RECORDS FOR THE TASK:

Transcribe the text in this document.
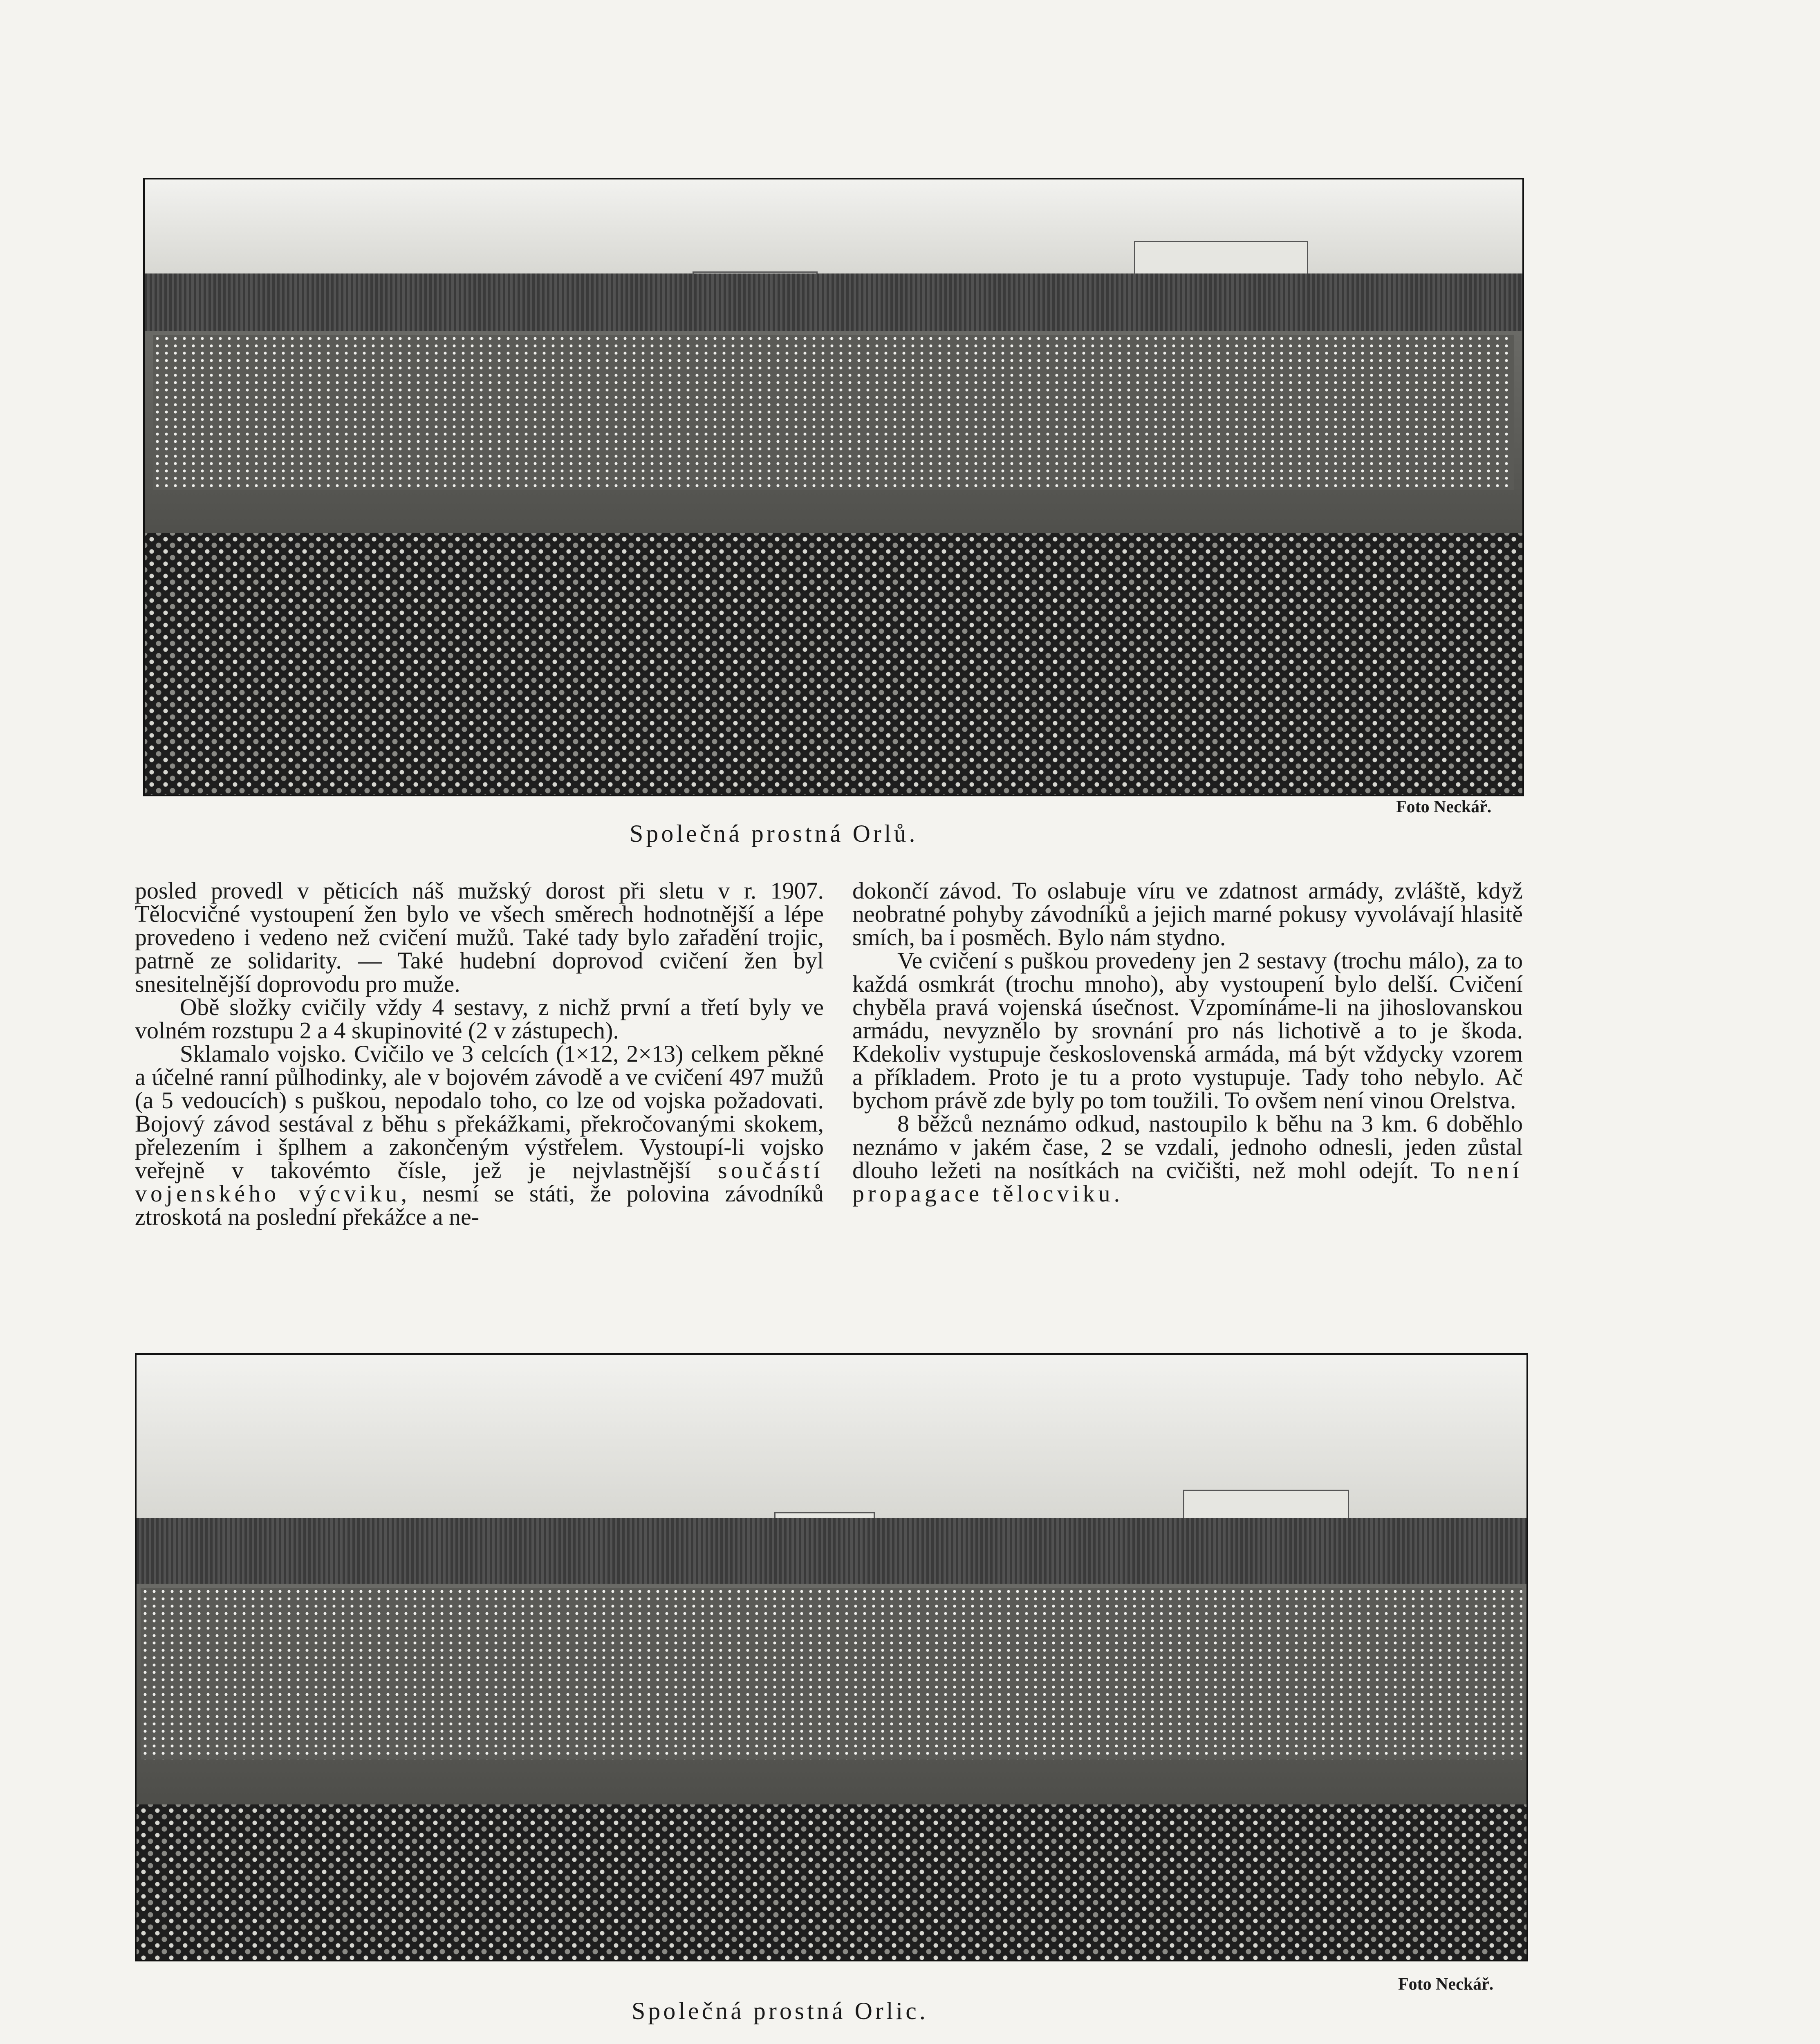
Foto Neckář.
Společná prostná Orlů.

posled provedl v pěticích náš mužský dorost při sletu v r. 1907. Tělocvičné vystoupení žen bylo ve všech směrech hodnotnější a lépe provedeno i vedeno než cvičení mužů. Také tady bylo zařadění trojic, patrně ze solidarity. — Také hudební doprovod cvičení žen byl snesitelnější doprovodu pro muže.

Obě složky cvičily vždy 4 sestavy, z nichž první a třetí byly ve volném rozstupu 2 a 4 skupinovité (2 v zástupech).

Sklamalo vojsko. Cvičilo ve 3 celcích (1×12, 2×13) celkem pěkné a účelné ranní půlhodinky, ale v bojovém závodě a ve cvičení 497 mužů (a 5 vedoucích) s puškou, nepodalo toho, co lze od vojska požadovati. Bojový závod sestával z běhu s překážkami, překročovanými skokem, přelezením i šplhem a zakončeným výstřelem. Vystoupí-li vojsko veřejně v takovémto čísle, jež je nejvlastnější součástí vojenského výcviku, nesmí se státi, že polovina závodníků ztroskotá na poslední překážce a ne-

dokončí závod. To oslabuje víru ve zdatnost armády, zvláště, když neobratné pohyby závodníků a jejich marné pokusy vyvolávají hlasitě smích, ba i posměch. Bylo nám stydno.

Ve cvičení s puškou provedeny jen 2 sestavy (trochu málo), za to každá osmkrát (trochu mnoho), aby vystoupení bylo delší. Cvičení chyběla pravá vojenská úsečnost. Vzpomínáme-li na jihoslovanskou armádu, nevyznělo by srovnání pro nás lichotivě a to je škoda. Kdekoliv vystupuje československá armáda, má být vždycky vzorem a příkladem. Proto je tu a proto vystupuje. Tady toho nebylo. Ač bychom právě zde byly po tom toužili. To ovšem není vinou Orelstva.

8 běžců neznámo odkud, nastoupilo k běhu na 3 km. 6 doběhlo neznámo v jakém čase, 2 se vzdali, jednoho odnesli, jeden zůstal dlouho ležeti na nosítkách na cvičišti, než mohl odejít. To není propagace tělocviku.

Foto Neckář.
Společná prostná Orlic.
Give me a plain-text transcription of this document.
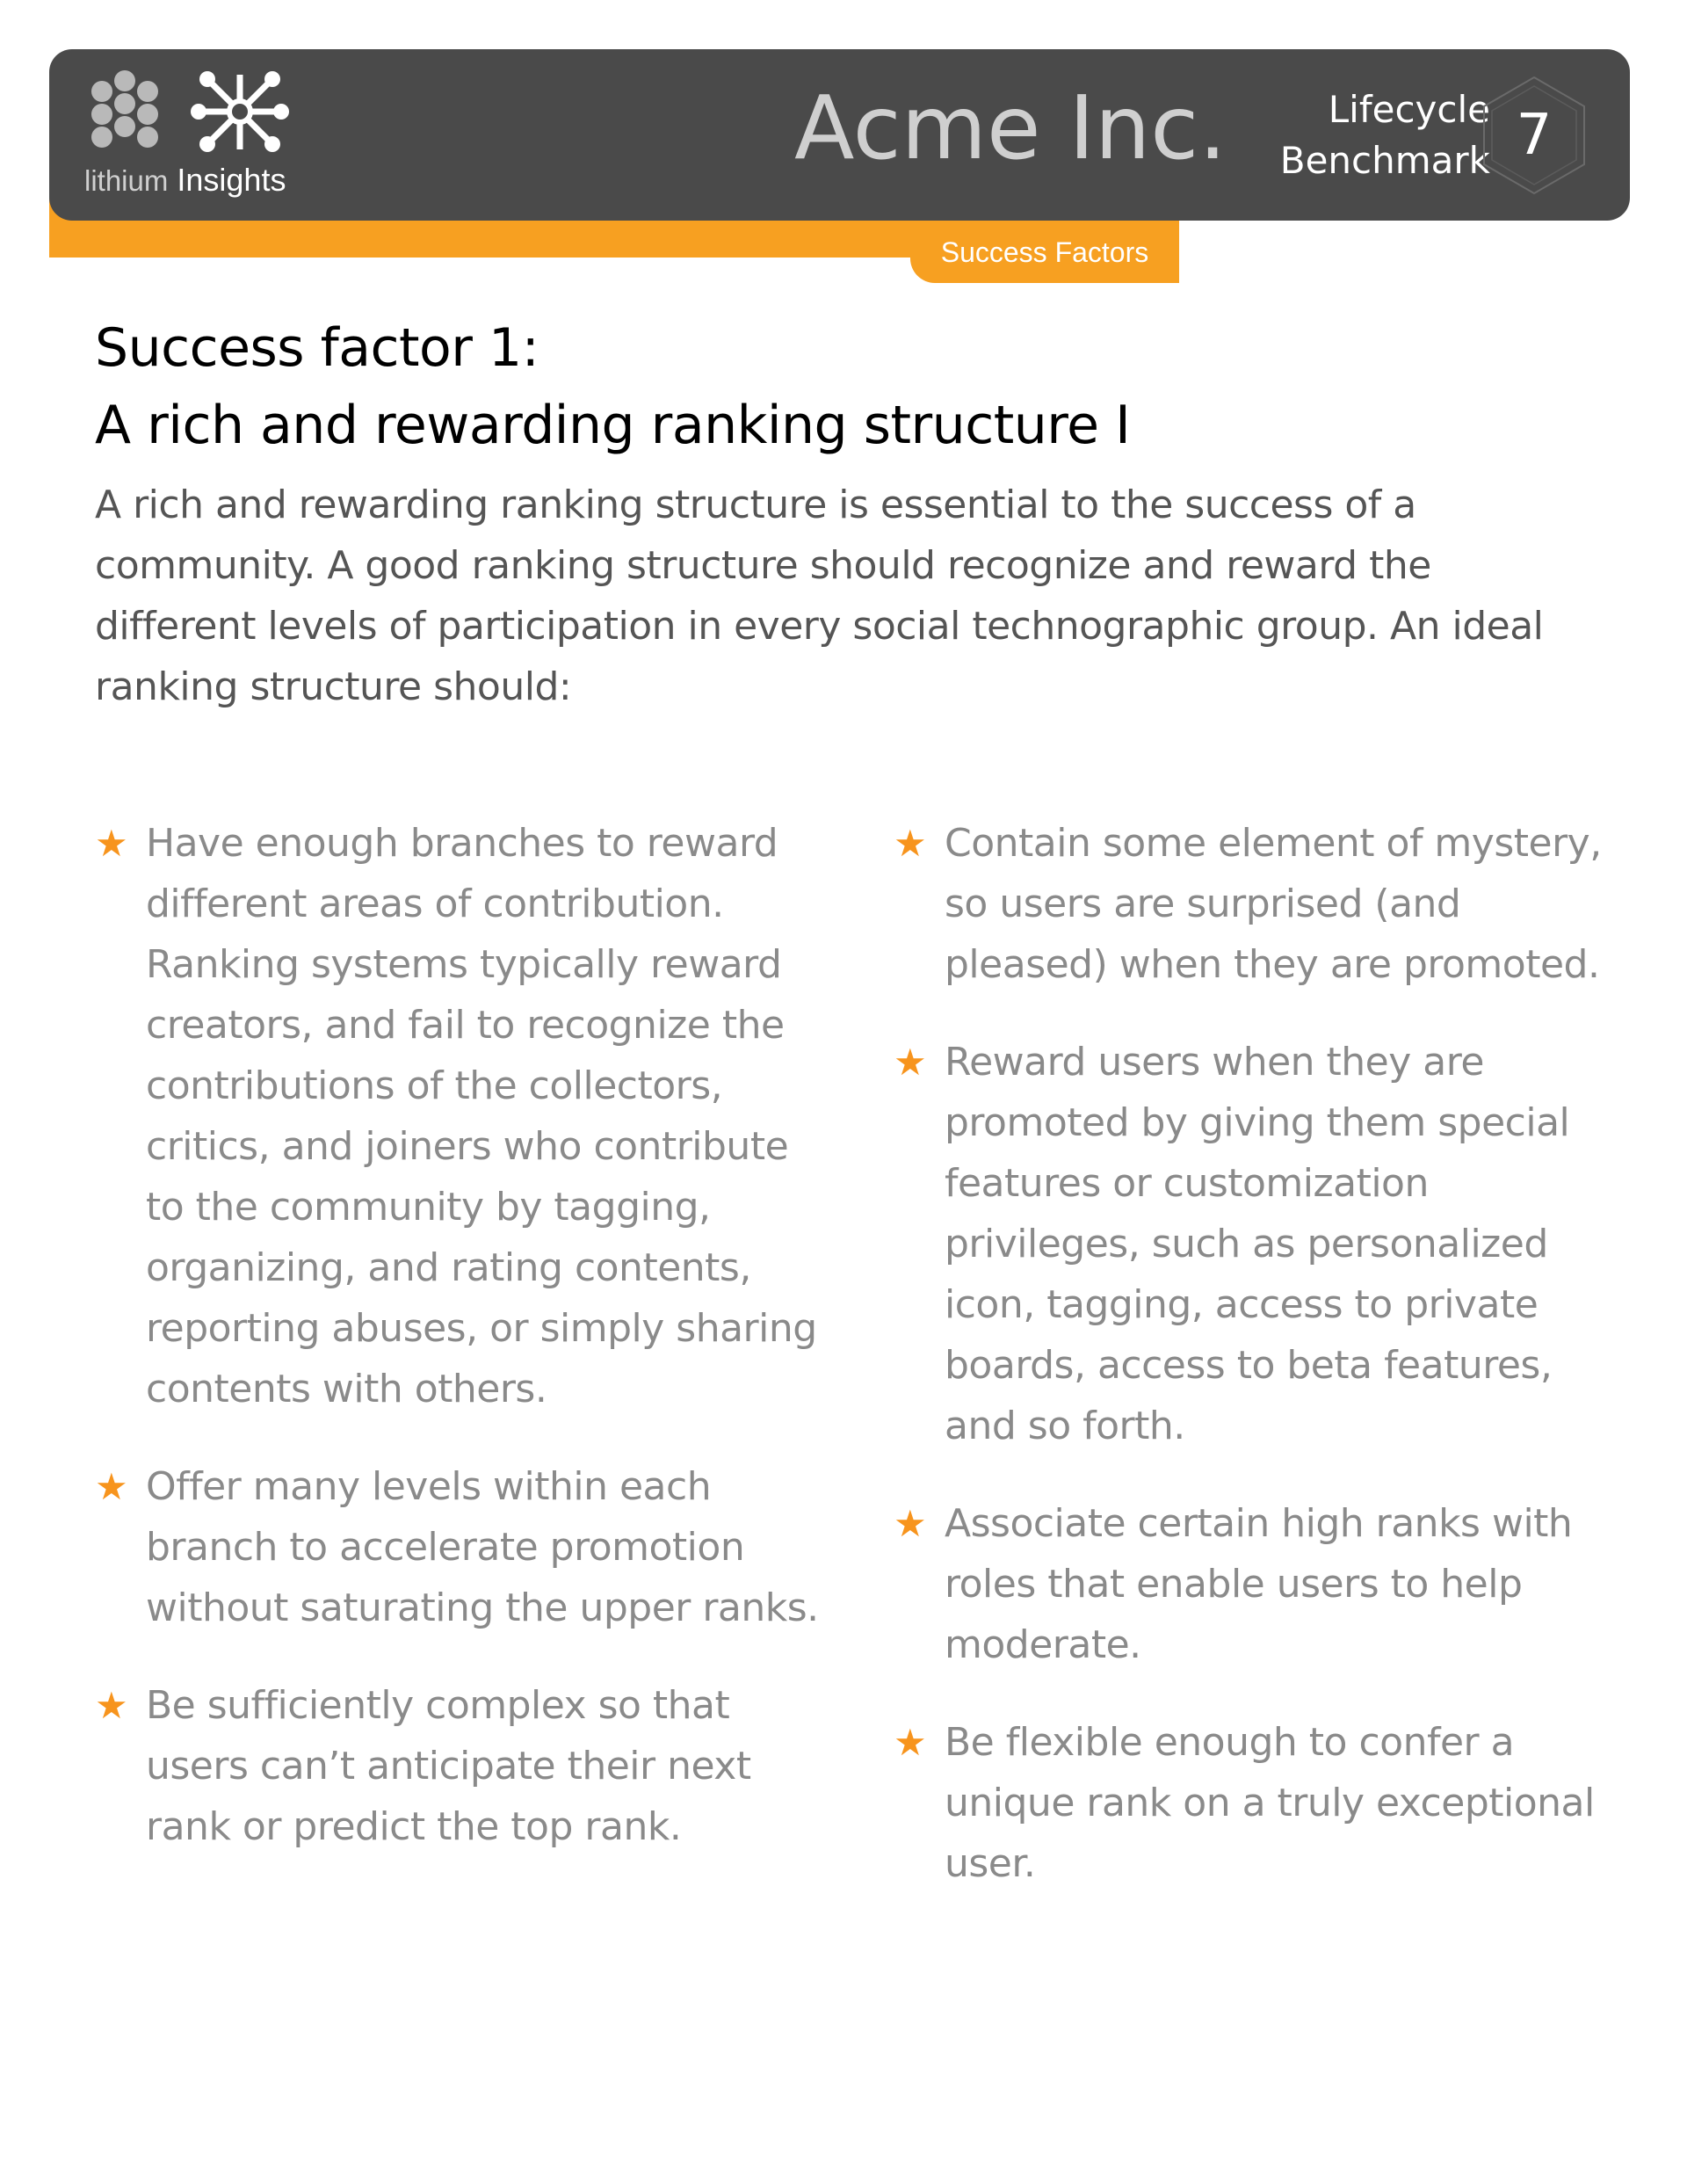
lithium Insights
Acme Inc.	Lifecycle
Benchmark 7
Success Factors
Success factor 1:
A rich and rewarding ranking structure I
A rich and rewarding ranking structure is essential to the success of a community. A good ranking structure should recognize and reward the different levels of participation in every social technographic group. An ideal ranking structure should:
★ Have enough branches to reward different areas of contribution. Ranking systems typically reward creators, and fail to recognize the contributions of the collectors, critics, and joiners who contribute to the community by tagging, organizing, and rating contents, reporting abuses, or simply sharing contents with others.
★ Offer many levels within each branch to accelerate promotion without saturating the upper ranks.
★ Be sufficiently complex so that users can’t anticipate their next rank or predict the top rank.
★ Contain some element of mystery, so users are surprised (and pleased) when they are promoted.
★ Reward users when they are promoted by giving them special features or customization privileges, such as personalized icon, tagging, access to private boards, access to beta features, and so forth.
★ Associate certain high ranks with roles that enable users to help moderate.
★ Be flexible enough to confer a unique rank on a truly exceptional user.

WHAT NEEDS TO BE DONE:
Where a line holds "when", copy it out.

SOLUTION BELOW:
★ Contain some element of mystery, so users are surprised (and pleased) when they are promoted.
★ Reward users when they are promoted by giving them special features or customization privileges, such as personalized icon, tagging, access to private boards, access to beta features, and so forth.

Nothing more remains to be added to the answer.